■ Excerpt provided:
Wait a minute, are you calling Cisco the “creepy dude”?

That, ladies and gentlegeeks, is the introduction of Hawkman and Hawkgirl to the DC/CW television universe. It’s a story that’s been played out countless times with as many variations. The star-crossed lovers. The lovers torn apart and reconnected. You don’t have to be a Wednesday regular at your local comic shop to be familiar with the trope (but it doesn’t hurt that you are).

What’s so special about this version of the story that it warrants telling over two nights in December and will likely be a key component to the upcoming series Legends of Tomorrow? Well, this time the lovers sprout wings and pleather and are backed up by a revolving band of superheroes.

■ Given task:
Decide whether each statement agrees with the excerpt about Hawkman and Hawkgirl above. For each, answer yes or no and quote the words from the excerpt that settle it.
1. The story is told over two nights in December.
2. Legends of Tomorrow has already aired.
3. In this version, a single superhero backs up the lovers.

■ Recorded information:
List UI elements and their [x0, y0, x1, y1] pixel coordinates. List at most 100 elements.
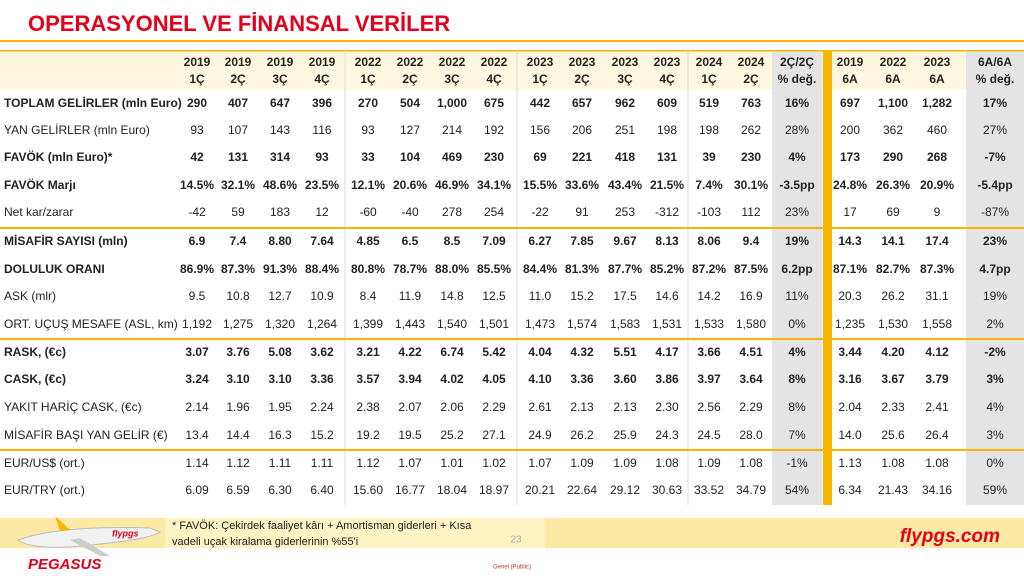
- cell: 2.33: [881, 400, 905, 414]
- cell: 1,583: [610, 317, 640, 331]
- group-rule: [0, 338, 1024, 340]
- cell: 251: [615, 123, 635, 137]
- row-label: EUR/TRY (ort.): [4, 483, 85, 497]
- footnote: vadeli uçak kiralama giderlerinin %55'i: [172, 536, 358, 548]
- cell: 2.29: [739, 400, 763, 414]
- cell: -1%: [786, 456, 808, 470]
- classification: Genel (Public): [493, 565, 531, 571]
- column-header: 2019: [267, 55, 294, 69]
- cell: 5.08: [268, 345, 292, 359]
- cell: 12.7: [268, 289, 292, 303]
- column-header: 2Ç: [574, 72, 590, 86]
- cell: 18.04: [437, 483, 467, 497]
- cell: 88.4%: [305, 262, 339, 276]
- column-header: 1Ç: [360, 72, 376, 86]
- cell: 82.7%: [876, 262, 910, 276]
- column-header: 4Ç: [314, 72, 330, 86]
- cell: 1,320: [265, 317, 295, 331]
- column-header: 2Ç/2Ç: [780, 55, 814, 69]
- cell: 143: [270, 123, 290, 137]
- cell: 3.67: [881, 372, 905, 386]
- cell: 1.07: [528, 456, 552, 470]
- cell: 7%: [788, 428, 806, 442]
- cell: -7%: [984, 150, 1006, 164]
- cell: 86.9%: [180, 262, 214, 276]
- cell: 25.6: [881, 428, 905, 442]
- cell: 1,000: [437, 96, 467, 110]
- cell: 609: [657, 96, 677, 110]
- cell: -22: [531, 205, 549, 219]
- cell: 2.04: [838, 400, 862, 414]
- change-col-bg: [772, 50, 822, 505]
- cell: -2%: [984, 345, 1006, 359]
- cell: 26.2: [881, 289, 905, 303]
- cell: 2.13: [570, 400, 594, 414]
- cell: 647: [270, 96, 290, 110]
- cell: 14.3: [838, 234, 862, 248]
- cell: 30.1%: [734, 178, 768, 192]
- cell: 2.30: [655, 400, 679, 414]
- cell: -42: [188, 205, 206, 219]
- cell: 1,558: [922, 317, 952, 331]
- cell: 6.9: [189, 234, 206, 248]
- cell: 3.64: [739, 372, 763, 386]
- cell: 8.80: [268, 234, 292, 248]
- cell: 8.4: [360, 289, 377, 303]
- row-label: YAKIT HARİÇ CASK, (€c): [4, 400, 142, 414]
- cell: 1.01: [440, 456, 464, 470]
- column-header: 2023: [924, 55, 951, 69]
- cell: 7.4: [230, 234, 247, 248]
- cell: 91.3%: [263, 262, 297, 276]
- cell: 14.2: [697, 289, 721, 303]
- cell: 13.4: [185, 428, 209, 442]
- cell: 16.77: [395, 483, 425, 497]
- cell: 4%: [788, 150, 806, 164]
- cell: 87.5%: [734, 262, 768, 276]
- cell: 1.12: [226, 456, 250, 470]
- cell: 48.6%: [263, 178, 297, 192]
- cell: 11%: [785, 289, 808, 303]
- group-rule: [0, 449, 1024, 451]
- cell: 1.95: [268, 400, 292, 414]
- cell: 3.76: [226, 345, 250, 359]
- cell: 3.16: [838, 372, 862, 386]
- cell: 88.0%: [435, 262, 469, 276]
- cell: 78.7%: [393, 262, 427, 276]
- cell: 192: [484, 123, 504, 137]
- cell: 21.43: [878, 483, 908, 497]
- cell: 31.1: [925, 289, 949, 303]
- cell: 28%: [785, 123, 809, 137]
- cell: 675: [484, 96, 504, 110]
- column-header: 3Ç: [617, 72, 633, 86]
- cell: 3.60: [613, 372, 637, 386]
- cell: 2%: [986, 317, 1004, 331]
- cell: 0%: [986, 456, 1004, 470]
- cell: 1.08: [655, 456, 679, 470]
- cell: 2.24: [310, 400, 334, 414]
- column-header: 4Ç: [486, 72, 502, 86]
- row-label: DOLULUK ORANI: [4, 262, 105, 276]
- cell: 763: [741, 96, 761, 110]
- cell: 15.60: [353, 483, 383, 497]
- cell: 34.79: [736, 483, 766, 497]
- column-header: 2022: [397, 55, 424, 69]
- cell: 4.85: [356, 234, 380, 248]
- column-header: 1Ç: [532, 72, 548, 86]
- cell: 25.9: [613, 428, 637, 442]
- cell: 9.67: [613, 234, 637, 248]
- row-label: MİSAFİR BAŞI YAN GELİR (€): [4, 428, 168, 442]
- cell: 6.40: [310, 483, 334, 497]
- cell: 3.10: [268, 372, 292, 386]
- cell: 69: [886, 205, 900, 219]
- cell: 18.97: [479, 483, 509, 497]
- cell: 1.07: [398, 456, 422, 470]
- cell: 87.3%: [221, 262, 255, 276]
- cell: 290: [883, 150, 903, 164]
- cell: 16.9: [739, 289, 763, 303]
- cell: 1,264: [307, 317, 337, 331]
- row-label: ASK (mlr): [4, 289, 56, 303]
- table: 2019 1Ç 2019 2Ç 2019 3Ç 2019 4Ç 2022 1Ç 2022 2Ç 2022…: [0, 50, 1024, 505]
- column-header: 3Ç: [272, 72, 288, 86]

■ Task output:
1. Yes: "warrants telling over two nights in December"
2. No: "the upcoming series Legends of Tomorrow"
3. No: "backed up by a revolving band of superheroes"